BEGIN Supplied records
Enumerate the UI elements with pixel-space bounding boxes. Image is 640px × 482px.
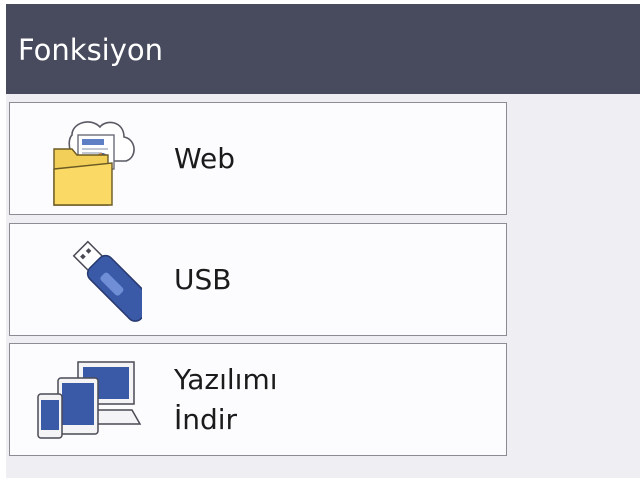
usb-drive-icon [72, 240, 142, 322]
devices-download-icon [37, 361, 142, 439]
usb-button-label: USB [174, 263, 232, 296]
web-folder-cloud-icon [53, 121, 135, 206]
web-button[interactable]: Web [9, 102, 507, 215]
header-bar: Fonksiyon [6, 4, 640, 94]
download-software-label-line1: Yazılımı [174, 363, 278, 396]
page-title: Fonksiyon [18, 33, 164, 67]
download-software-button-label: Yazılımı İndir [174, 360, 278, 440]
usb-button[interactable]: USB [9, 223, 507, 336]
web-button-label: Web [174, 142, 236, 175]
function-screen: Fonksiyon Web USB Yazılımı İndir [0, 0, 640, 482]
download-software-button[interactable]: Yazılımı İndir [9, 343, 507, 456]
download-software-label-line2: İndir [174, 403, 238, 436]
menu-area: Web USB Yazılımı İndir [6, 94, 640, 478]
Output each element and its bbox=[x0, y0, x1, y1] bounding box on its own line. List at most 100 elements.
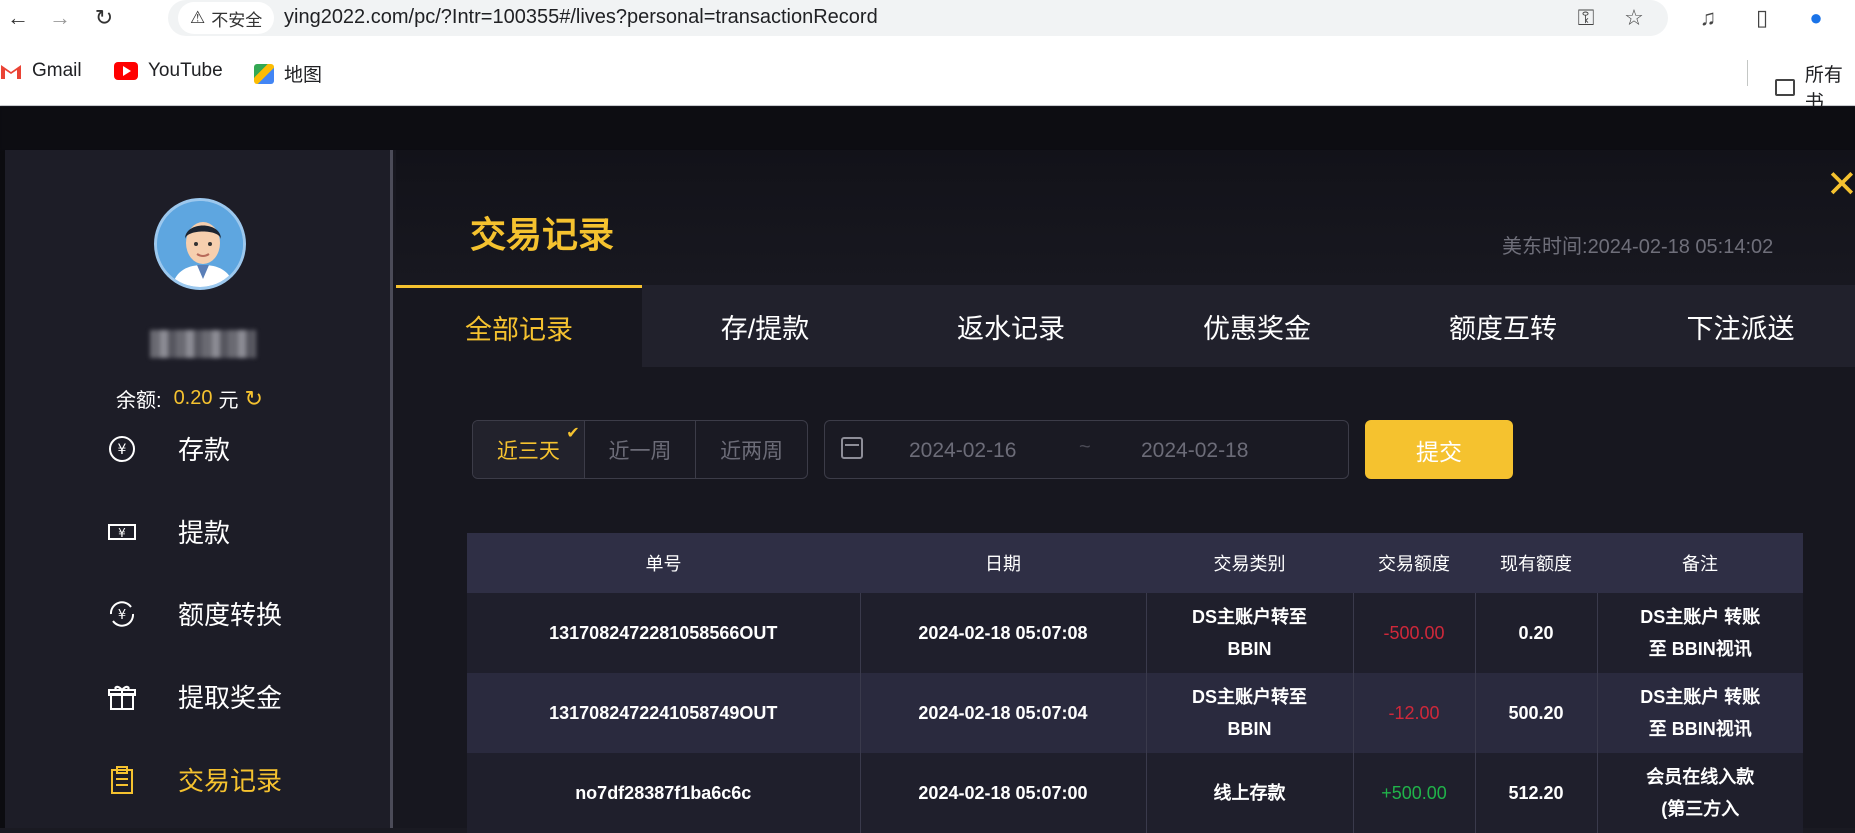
sidebar-item-label: 存款 bbox=[178, 435, 231, 465]
column-header: 现有额度 bbox=[1475, 533, 1597, 593]
range-label: 近一周 bbox=[608, 439, 672, 463]
deposit-icon: ¥ bbox=[106, 433, 138, 465]
refresh-icon[interactable]: ↻ bbox=[245, 386, 263, 412]
transaction-date: 2024-02-18 05:07:00 bbox=[860, 753, 1147, 833]
back-icon[interactable]: ← bbox=[4, 4, 32, 32]
close-icon[interactable]: ✕ bbox=[1826, 162, 1855, 207]
balance-amount: 0.20 bbox=[173, 387, 213, 409]
bookmarks-bar: Gmail YouTube 地图 所有书 bbox=[0, 36, 1855, 113]
content-header bbox=[396, 150, 1855, 285]
us-time-value: 2024-02-18 05:14:02 bbox=[1587, 236, 1774, 258]
url-text[interactable]: ying2022.com/pc/?Intr=100355#/lives?pers… bbox=[284, 6, 878, 29]
gmail-icon bbox=[0, 63, 22, 80]
sidebar-item-label: 提取奖金 bbox=[178, 683, 283, 713]
column-header: 备注 bbox=[1597, 533, 1803, 593]
column-header: 交易类别 bbox=[1146, 533, 1353, 593]
sidebar-item-transfer[interactable]: ¥ 额度转换 bbox=[106, 595, 282, 632]
site-top-strip bbox=[0, 107, 1855, 151]
bookmark-label: YouTube bbox=[148, 60, 223, 81]
forward-icon[interactable]: → bbox=[46, 4, 74, 32]
page-title: 交易记录 bbox=[470, 215, 615, 256]
svg-text:¥: ¥ bbox=[118, 442, 127, 458]
bookmark-maps[interactable]: 地图 bbox=[254, 60, 322, 87]
range-label: 近两周 bbox=[720, 439, 784, 463]
transaction-type: 线上存款 bbox=[1146, 753, 1354, 833]
security-label: 不安全 bbox=[211, 10, 263, 30]
withdraw-icon: ¥ bbox=[106, 516, 138, 548]
bookmark-youtube[interactable]: YouTube bbox=[114, 60, 223, 82]
range-1-week[interactable]: 近一周 bbox=[585, 421, 697, 478]
remark-line: 会员在线入款 bbox=[1646, 767, 1755, 787]
transaction-amount: -12.00 bbox=[1353, 673, 1476, 753]
media-icon[interactable]: ♫ bbox=[1694, 4, 1722, 32]
order-number: 1317082472281058566OUT bbox=[467, 593, 861, 673]
table-header-row: 单号 日期 交易类别 交易额度 现有额度 备注 bbox=[467, 533, 1803, 593]
table-row[interactable]: 1317082472241058749OUT 2024-02-18 05:07:… bbox=[467, 673, 1803, 753]
star-icon[interactable]: ☆ bbox=[1620, 4, 1648, 32]
bookmark-separator bbox=[1747, 60, 1748, 86]
check-icon: ✔ bbox=[566, 425, 580, 442]
type-line: BBIN bbox=[1227, 719, 1272, 739]
remark-line: DS主账户 转账 bbox=[1640, 687, 1761, 707]
tab-bet-payout[interactable]: 下注派送 bbox=[1626, 285, 1855, 367]
key-icon[interactable]: ⚿ bbox=[1572, 4, 1600, 32]
range-label: 近三天 bbox=[496, 439, 560, 463]
table-row[interactable]: 1317082472281058566OUT 2024-02-18 05:07:… bbox=[467, 593, 1803, 673]
range-3-days[interactable]: 近三天 ✔ bbox=[473, 421, 585, 478]
sidebar-item-transactions[interactable]: 交易记录 bbox=[106, 761, 282, 798]
remark-line: DS主账户 转账 bbox=[1640, 607, 1761, 627]
bookmark-label: 地图 bbox=[284, 65, 323, 86]
table-row[interactable]: no7df28387f1ba6c6c 2024-02-18 05:07:00 线… bbox=[467, 753, 1803, 833]
remark-line: (第三方入 bbox=[1661, 799, 1740, 819]
sidebar-item-label: 交易记录 bbox=[178, 766, 283, 796]
balance-row: 余额: 0.20 元 ↻ bbox=[116, 384, 263, 413]
sidebar-item-withdraw[interactable]: ¥ 提款 bbox=[106, 513, 230, 550]
tab-all-records[interactable]: 全部记录 bbox=[396, 285, 642, 367]
gift-icon bbox=[106, 681, 138, 713]
end-date[interactable]: 2024-02-18 bbox=[1141, 439, 1248, 463]
remark-line: 至 BBIN视讯 bbox=[1648, 719, 1752, 739]
bookmark-folder-label: 所有书 bbox=[1804, 65, 1843, 113]
transactions-table: 单号 日期 交易类别 交易额度 现有额度 备注 1317082472281058… bbox=[467, 533, 1803, 833]
order-number: no7df28387f1ba6c6c bbox=[467, 753, 861, 833]
current-balance: 500.20 bbox=[1475, 673, 1598, 753]
profile-icon[interactable]: ● bbox=[1802, 4, 1830, 32]
transaction-date: 2024-02-18 05:07:08 bbox=[860, 593, 1147, 673]
reload-icon[interactable]: ↻ bbox=[90, 4, 118, 32]
username-blurred bbox=[150, 330, 256, 358]
sidebar-item-deposit[interactable]: ¥ 存款 bbox=[106, 430, 230, 467]
avatar[interactable] bbox=[154, 198, 246, 290]
security-chip[interactable]: ⚠ 不安全 bbox=[178, 2, 275, 34]
maps-icon bbox=[254, 63, 274, 84]
sidepanel-icon[interactable]: ▯ bbox=[1748, 4, 1776, 32]
calendar-icon bbox=[841, 437, 863, 459]
us-time-label: 美东时间: bbox=[1502, 236, 1588, 258]
date-separator: ~ bbox=[1079, 436, 1091, 458]
tab-rebate-records[interactable]: 返水记录 bbox=[888, 285, 1134, 367]
current-balance: 512.20 bbox=[1475, 753, 1598, 833]
transaction-amount: +500.00 bbox=[1353, 753, 1476, 833]
browser-toolbar: ← → ↻ ⚠ 不安全 ying2022.com/pc/?Intr=100355… bbox=[0, 0, 1855, 36]
order-number: 1317082472241058749OUT bbox=[467, 673, 861, 753]
tab-deposit-withdraw[interactable]: 存/提款 bbox=[642, 285, 888, 367]
bookmark-gmail[interactable]: Gmail bbox=[0, 60, 82, 82]
column-header: 单号 bbox=[467, 533, 860, 593]
tab-promo-bonus[interactable]: 优惠奖金 bbox=[1134, 285, 1380, 367]
remark: DS主账户 转账至 BBIN视讯 bbox=[1597, 593, 1803, 673]
type-line: DS主账户转至 bbox=[1191, 687, 1307, 707]
current-balance: 0.20 bbox=[1475, 593, 1598, 673]
bookmark-folder-all[interactable]: 所有书 bbox=[1775, 60, 1855, 114]
date-range-picker[interactable]: 2024-02-16 ~ 2024-02-18 bbox=[824, 420, 1349, 479]
balance-unit: 元 bbox=[218, 390, 239, 412]
date-range-group: 近三天 ✔ 近一周 近两周 bbox=[472, 420, 808, 479]
submit-button[interactable]: 提交 bbox=[1365, 420, 1513, 479]
folder-icon bbox=[1775, 78, 1795, 96]
type-line: BBIN bbox=[1227, 639, 1272, 659]
youtube-icon bbox=[114, 62, 138, 80]
tab-balance-transfer[interactable]: 额度互转 bbox=[1380, 285, 1626, 367]
svg-text:¥: ¥ bbox=[118, 608, 126, 623]
sidebar-item-bonus[interactable]: 提取奖金 bbox=[106, 678, 282, 715]
clipboard-icon bbox=[106, 764, 138, 796]
start-date[interactable]: 2024-02-16 bbox=[909, 439, 1016, 463]
range-2-weeks[interactable]: 近两周 bbox=[696, 421, 807, 478]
END Supplied records
→ Written request:
Switch every "Fonksiyon" to "İşlev" in the rows from the line with "usb-drive-icon [72, 240, 142, 322]" up to and including the line with "Output each element". Give only those lines, with nothing else changed.

→ Result of the task:
usb-drive-icon [72, 240, 142, 322]
devices-download-icon [37, 361, 142, 439]
usb-button-label: USB [174, 263, 232, 296]
web-folder-cloud-icon [53, 121, 135, 206]
web-button[interactable]: Web [9, 102, 507, 215]
header-bar: İşlev [6, 4, 640, 94]
download-software-label-line1: Yazılımı [174, 363, 278, 396]
page-title: İşlev [18, 33, 164, 67]
download-software-button-label: Yazılımı İndir [174, 360, 278, 440]
usb-button[interactable]: USB [9, 223, 507, 336]
web-button-label: Web [174, 142, 236, 175]
function-screen: İşlev Web USB Yazılımı İndir [0, 0, 640, 482]
download-software-button[interactable]: Yazılımı İndir [9, 343, 507, 456]
download-software-label-line2: İndir [174, 403, 238, 436]
menu-area: Web USB Yazılımı İndir [6, 94, 640, 478]
Output each element and its bbox=[x0, y0, x1, y1] bounding box on its own line. List at most 100 elements.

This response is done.